Problem details:
Return all of the lines below exactly as they are.

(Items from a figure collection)
····················

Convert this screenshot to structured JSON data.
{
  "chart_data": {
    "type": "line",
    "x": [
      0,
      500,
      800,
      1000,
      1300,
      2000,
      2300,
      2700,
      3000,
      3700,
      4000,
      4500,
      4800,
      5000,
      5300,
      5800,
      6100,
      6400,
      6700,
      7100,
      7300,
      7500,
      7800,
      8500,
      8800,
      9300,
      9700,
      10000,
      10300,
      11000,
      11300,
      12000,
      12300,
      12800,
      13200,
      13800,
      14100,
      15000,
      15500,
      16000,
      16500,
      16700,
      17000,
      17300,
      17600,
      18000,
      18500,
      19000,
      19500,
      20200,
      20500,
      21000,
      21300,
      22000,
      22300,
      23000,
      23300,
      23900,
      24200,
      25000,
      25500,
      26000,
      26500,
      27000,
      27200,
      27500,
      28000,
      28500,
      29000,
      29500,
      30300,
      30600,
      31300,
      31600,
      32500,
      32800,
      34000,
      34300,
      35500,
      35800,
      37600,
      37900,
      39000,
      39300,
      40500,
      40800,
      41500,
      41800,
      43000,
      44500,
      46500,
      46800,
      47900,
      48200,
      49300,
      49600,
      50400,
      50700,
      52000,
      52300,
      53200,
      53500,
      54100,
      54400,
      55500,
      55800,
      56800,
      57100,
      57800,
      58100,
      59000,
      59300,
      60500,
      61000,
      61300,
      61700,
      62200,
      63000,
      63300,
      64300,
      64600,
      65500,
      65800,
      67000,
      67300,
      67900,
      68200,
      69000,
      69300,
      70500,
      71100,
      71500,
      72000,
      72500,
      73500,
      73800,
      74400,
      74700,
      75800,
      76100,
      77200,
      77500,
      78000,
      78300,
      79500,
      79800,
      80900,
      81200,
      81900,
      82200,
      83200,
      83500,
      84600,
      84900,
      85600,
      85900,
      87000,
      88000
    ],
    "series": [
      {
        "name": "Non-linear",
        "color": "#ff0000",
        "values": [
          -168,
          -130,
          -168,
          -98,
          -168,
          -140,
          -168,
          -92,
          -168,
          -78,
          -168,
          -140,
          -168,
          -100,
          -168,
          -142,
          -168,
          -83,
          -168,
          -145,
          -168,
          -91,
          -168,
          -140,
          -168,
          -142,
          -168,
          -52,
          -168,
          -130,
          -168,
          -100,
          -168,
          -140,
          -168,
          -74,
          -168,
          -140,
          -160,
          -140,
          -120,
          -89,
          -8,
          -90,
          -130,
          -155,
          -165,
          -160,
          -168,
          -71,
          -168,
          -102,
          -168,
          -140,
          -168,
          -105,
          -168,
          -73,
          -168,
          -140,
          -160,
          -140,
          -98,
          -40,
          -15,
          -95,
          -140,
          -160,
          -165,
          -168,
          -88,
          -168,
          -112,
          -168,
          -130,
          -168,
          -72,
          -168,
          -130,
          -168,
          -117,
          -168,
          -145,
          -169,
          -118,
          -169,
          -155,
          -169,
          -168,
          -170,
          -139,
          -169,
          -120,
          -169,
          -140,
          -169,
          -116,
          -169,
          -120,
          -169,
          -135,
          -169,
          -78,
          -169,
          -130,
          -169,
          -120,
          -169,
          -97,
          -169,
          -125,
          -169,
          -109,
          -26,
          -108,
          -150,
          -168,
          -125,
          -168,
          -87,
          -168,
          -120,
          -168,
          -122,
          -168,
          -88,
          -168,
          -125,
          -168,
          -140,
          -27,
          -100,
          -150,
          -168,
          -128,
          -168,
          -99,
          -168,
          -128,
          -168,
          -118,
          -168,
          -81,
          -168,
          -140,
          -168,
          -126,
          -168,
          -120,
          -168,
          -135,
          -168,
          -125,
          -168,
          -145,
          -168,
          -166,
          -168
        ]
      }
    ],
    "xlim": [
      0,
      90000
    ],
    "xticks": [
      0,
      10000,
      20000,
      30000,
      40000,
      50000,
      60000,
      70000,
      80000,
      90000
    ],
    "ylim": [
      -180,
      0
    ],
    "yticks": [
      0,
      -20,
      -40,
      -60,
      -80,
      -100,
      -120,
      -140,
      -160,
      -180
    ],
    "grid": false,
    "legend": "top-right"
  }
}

····················

Final result:
Convert this screenshot to structured JSON data.
{
  "chart_data": {
    "type": "line",
    "x": [
      0,
      500,
      800,
      1000,
      1300,
      2000,
      2300,
      2700,
      3000,
      3700,
      4000,
      4500,
      4800,
      5000,
      5300,
      5800,
      6100,
      6400,
      6700,
      7100,
      7300,
      7500,
      7800,
      8500,
      8800,
      9300,
      9700,
      10000,
      10300,
      11000,
      11300,
      12000,
      12300,
      12800,
      13200,
      13800,
      14100,
      15000,
      15500,
      16000,
      16500,
      16700,
      17000,
      17300,
      17600,
      18000,
      18500,
      19000,
      19500,
      20200,
      20500,
      21000,
      21300,
      22000,
      22300,
      23000,
      23300,
      23900,
      24200,
      25000,
      25500,
      26000,
      26500,
      27000,
      27200,
      27500,
      28000,
      28500,
      29000,
      29500,
      30300,
      30600,
      31300,
      31600,
      32500,
      32800,
      34000,
      34300,
      35500,
      35800,
      37600,
      37900,
      39000,
      39300,
      40500,
      40800,
      41500,
      41800,
      43000,
      44500,
      46500,
      46800,
      47900,
      48200,
      49300,
      49600,
      50400,
      50700,
      52000,
      52300,
      53200,
      53500,
      54100,
      54400,
      55500,
      55800,
      56800,
      57100,
      57800,
      58100,
      59000,
      59300,
      60500,
      61000,
      61300,
      61700,
      62200,
      63000,
      63300,
      64300,
      64600,
      65500,
      65800,
      67000,
      67300,
      67900,
      68200,
      69000,
      69300,
      70500,
      71100,
      71500,
      72000,
      72500,
      73500,
      73800,
      74400,
      74700,
      75800,
      76100,
      77200,
      77500,
      78000,
      78300,
      79500,
      79800,
      80900,
      81200,
      81900,
      82200,
      83200,
      83500,
      84600,
      84900,
      85600,
      85900,
      87000,
      88000
    ],
    "series": [
      {
        "name": "Non-linear",
        "color": "#ff0000",
        "values": [
          -168,
          -130,
          -168,
          -98,
          -168,
          -140,
          -168,
          -92,
          -168,
          -78,
          -168,
          -140,
          -168,
          -100,
          -168,
          -142,
          -168,
          -83,
          -168,
          -145,
          -168,
          -91,
          -168,
          -140,
          -168,
          -142,
          -168,
          -52,
          -168,
          -130,
          -168,
          -100,
          -168,
          -140,
          -168,
          -74,
          -168,
          -140,
          -160,
          -140,
          -120,
          -89,
          -8,
          -90,
          -130,
          -155,
          -165,
          -160,
          -168,
          -71,
          -168,
          -102,
          -168,
          -140,
          -168,
          -105,
          -168,
          -73,
          -168,
          -140,
          -160,
          -140,
          -98,
          -40,
          -15,
          -95,
          -140,
          -160,
          -165,
          -168,
          -88,
          -168,
          -112,
          -168,
          -130,
          -168,
          -72,
          -168,
          -130,
          -168,
          -117,
          -168,
          -145,
          -169,
          -118,
          -169,
          -155,
          -169,
          -168,
          -170,
          -139,
          -169,
          -120,
          -169,
          -140,
          -169,
          -116,
          -169,
          -120,
          -169,
          -135,
          -169,
          -78,
          -169,
          -130,
          -169,
          -120,
          -169,
          -97,
          -169,
          -125,
          -169,
          -109,
          -26,
          -108,
          -150,
          -168,
          -125,
          -168,
          -87,
          -168,
          -120,
          -168,
          -122,
          -168,
          -88,
          -168,
          -125,
          -168,
          -140,
          -27,
          -100,
          -150,
          -168,
          -128,
          -168,
          -99,
          -168,
          -128,
          -168,
          -118,
          -168,
          -81,
          -168,
          -140,
          -168,
          -126,
          -168,
          -120,
          -168,
          -135,
          -168,
          -125,
          -168,
          -145,
          -168,
          -166,
          -168
        ]
      }
    ],
    "xlim": [
      0,
      90000
    ],
    "xticks": [
      0,
      10000,
      20000,
      30000,
      40000,
      50000,
      60000,
      70000,
      80000,
      90000
    ],
    "ylim": [
      -180,
      0
    ],
    "yticks": [
      0,
      -20,
      -40,
      -60,
      -80,
      -100,
      -120,
      -140,
      -160,
      -180
    ],
    "grid": false,
    "legend": "top-right"
  }
}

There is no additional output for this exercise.